__Problem details__: From the entries below, copy every line that holds the word "ylabel".
+ + + + +
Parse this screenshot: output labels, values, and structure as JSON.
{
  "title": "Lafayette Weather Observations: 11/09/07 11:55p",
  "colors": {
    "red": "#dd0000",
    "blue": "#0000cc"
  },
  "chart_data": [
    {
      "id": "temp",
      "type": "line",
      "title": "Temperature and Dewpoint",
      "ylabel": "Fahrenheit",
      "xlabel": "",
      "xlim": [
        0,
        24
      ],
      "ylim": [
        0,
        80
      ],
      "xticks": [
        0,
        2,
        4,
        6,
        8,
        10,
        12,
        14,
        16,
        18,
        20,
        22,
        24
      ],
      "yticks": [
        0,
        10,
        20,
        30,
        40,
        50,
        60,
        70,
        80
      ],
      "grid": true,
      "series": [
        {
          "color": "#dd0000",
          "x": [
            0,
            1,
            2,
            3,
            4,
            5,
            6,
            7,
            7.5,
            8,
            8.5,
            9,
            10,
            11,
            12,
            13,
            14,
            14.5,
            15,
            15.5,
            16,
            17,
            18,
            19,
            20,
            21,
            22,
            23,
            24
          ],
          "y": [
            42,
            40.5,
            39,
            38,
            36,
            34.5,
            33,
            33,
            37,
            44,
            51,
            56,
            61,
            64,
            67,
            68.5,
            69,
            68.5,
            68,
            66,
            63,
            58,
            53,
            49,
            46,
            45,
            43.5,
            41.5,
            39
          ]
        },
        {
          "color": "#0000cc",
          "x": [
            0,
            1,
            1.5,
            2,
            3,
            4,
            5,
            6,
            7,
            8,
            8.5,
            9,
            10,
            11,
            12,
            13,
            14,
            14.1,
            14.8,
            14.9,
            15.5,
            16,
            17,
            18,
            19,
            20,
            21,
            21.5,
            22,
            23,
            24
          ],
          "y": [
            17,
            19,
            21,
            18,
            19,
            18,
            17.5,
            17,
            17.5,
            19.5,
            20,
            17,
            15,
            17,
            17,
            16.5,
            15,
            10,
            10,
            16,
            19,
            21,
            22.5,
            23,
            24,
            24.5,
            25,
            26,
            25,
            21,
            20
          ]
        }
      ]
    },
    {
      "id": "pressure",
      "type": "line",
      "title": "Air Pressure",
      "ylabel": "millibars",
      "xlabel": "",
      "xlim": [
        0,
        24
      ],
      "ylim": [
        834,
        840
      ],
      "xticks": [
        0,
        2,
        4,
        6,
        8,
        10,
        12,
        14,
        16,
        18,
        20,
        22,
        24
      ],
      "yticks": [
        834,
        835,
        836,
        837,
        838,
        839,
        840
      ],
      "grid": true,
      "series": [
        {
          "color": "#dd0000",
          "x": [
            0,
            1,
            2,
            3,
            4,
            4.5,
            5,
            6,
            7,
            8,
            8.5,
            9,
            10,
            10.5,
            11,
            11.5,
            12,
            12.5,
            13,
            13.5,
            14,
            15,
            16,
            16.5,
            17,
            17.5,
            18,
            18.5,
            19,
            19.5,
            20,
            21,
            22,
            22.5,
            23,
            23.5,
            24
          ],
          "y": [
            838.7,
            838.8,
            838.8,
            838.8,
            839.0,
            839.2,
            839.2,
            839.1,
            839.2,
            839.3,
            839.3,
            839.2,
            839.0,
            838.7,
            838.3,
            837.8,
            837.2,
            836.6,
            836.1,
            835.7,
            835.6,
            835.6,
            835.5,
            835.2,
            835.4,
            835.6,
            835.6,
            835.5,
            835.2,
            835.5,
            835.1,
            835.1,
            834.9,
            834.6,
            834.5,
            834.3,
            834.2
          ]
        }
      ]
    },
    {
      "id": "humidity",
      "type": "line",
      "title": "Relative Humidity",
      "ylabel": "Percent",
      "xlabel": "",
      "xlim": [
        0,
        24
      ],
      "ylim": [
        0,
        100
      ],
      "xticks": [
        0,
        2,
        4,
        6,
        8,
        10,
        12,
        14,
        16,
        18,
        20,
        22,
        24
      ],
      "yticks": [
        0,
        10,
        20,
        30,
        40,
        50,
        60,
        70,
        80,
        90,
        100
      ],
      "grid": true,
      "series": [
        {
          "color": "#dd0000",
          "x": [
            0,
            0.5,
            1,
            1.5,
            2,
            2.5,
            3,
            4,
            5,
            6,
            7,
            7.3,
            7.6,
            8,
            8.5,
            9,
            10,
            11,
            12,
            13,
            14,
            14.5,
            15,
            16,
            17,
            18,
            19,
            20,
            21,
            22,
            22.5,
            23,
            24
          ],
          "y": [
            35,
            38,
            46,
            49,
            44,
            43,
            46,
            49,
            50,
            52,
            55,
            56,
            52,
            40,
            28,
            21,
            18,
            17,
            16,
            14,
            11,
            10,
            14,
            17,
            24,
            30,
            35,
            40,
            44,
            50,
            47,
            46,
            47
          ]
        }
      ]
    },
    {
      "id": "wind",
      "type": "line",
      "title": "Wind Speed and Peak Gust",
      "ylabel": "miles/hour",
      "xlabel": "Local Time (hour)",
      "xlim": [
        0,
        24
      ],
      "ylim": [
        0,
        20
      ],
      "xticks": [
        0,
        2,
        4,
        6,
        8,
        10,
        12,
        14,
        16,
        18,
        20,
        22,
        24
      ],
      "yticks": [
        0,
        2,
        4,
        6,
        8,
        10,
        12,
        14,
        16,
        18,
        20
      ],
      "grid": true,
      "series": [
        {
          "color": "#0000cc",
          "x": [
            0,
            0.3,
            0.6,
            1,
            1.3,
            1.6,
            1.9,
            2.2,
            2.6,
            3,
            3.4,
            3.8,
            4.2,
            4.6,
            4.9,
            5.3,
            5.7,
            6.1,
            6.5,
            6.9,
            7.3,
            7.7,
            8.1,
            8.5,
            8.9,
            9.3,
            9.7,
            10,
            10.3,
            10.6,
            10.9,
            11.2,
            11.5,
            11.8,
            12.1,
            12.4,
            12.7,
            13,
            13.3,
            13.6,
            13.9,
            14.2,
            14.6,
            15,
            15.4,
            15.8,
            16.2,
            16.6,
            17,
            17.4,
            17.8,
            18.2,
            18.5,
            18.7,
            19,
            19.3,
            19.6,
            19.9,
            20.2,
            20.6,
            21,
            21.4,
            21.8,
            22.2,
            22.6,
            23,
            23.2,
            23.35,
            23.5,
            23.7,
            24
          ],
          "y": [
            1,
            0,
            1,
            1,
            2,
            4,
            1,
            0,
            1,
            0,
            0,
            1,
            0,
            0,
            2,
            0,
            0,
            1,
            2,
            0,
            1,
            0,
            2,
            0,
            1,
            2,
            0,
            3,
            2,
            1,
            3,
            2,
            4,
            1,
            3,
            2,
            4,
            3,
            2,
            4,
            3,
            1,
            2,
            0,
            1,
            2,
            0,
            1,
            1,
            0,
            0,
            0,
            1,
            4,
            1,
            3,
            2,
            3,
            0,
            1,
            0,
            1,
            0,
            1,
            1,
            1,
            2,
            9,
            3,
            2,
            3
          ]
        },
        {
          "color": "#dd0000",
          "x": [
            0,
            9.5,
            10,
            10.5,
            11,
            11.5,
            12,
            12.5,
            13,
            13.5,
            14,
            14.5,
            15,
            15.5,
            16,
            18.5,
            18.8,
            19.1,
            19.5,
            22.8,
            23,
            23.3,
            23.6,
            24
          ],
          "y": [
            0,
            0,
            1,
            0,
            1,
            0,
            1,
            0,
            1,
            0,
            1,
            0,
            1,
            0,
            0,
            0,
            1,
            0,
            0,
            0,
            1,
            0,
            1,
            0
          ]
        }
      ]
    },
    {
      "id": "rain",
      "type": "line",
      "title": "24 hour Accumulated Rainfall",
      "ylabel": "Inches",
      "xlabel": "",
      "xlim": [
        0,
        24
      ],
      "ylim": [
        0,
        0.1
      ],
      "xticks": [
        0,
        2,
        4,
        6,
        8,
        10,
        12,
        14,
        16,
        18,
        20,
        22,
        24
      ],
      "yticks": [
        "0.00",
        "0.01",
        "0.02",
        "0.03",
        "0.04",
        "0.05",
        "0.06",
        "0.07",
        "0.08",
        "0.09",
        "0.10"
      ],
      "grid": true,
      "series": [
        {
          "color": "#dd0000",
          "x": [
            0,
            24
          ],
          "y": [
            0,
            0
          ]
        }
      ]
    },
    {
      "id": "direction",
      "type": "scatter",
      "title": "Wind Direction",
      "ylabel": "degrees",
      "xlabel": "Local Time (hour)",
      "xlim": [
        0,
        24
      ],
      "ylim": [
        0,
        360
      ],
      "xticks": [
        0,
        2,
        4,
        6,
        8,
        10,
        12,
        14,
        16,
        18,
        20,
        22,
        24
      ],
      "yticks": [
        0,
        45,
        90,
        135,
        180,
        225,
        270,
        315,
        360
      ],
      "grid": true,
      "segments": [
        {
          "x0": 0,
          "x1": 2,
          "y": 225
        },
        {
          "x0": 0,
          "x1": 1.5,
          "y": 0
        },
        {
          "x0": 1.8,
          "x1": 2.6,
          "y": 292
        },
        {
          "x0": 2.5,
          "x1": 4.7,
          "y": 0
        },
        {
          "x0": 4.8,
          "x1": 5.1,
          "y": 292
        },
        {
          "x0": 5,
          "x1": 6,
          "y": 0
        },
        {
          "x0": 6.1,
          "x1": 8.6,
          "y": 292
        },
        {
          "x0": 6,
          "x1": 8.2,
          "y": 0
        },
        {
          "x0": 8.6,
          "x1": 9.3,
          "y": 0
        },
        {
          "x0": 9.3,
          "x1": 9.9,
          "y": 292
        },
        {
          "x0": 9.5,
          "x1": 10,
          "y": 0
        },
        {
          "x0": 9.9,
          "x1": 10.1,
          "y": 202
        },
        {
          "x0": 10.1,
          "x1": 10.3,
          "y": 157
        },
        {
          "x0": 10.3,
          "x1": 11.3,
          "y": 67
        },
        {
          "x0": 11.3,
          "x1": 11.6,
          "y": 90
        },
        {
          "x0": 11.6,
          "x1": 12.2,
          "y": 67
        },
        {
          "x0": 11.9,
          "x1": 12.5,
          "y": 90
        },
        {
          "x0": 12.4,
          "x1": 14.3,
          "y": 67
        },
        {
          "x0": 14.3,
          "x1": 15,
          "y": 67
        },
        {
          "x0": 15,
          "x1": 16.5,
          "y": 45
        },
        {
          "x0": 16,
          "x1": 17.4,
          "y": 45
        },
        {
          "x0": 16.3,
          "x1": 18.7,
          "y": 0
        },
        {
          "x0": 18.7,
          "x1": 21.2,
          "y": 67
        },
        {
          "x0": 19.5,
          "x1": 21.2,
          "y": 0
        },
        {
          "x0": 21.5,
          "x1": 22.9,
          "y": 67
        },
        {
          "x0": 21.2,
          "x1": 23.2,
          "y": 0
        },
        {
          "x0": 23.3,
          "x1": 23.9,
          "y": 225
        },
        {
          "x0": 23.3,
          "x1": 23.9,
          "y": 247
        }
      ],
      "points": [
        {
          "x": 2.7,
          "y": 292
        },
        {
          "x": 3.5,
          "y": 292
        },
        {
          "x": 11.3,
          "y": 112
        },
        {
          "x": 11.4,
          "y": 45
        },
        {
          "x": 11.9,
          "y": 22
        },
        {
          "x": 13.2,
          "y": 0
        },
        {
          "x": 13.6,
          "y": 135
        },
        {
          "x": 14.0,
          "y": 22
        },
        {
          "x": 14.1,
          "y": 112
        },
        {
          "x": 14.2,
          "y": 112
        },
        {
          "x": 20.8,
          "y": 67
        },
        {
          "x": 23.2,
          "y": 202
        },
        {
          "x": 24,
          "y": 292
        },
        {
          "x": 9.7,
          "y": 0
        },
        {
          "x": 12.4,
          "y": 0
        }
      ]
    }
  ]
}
+ + + + +
__Problem solution__:
      "ylabel": "Fahrenheit",
      "ylabel": "millibars",
      "ylabel": "Percent",
      "ylabel": "miles/hour",
      "ylabel": "Inches",
      "ylabel": "degrees",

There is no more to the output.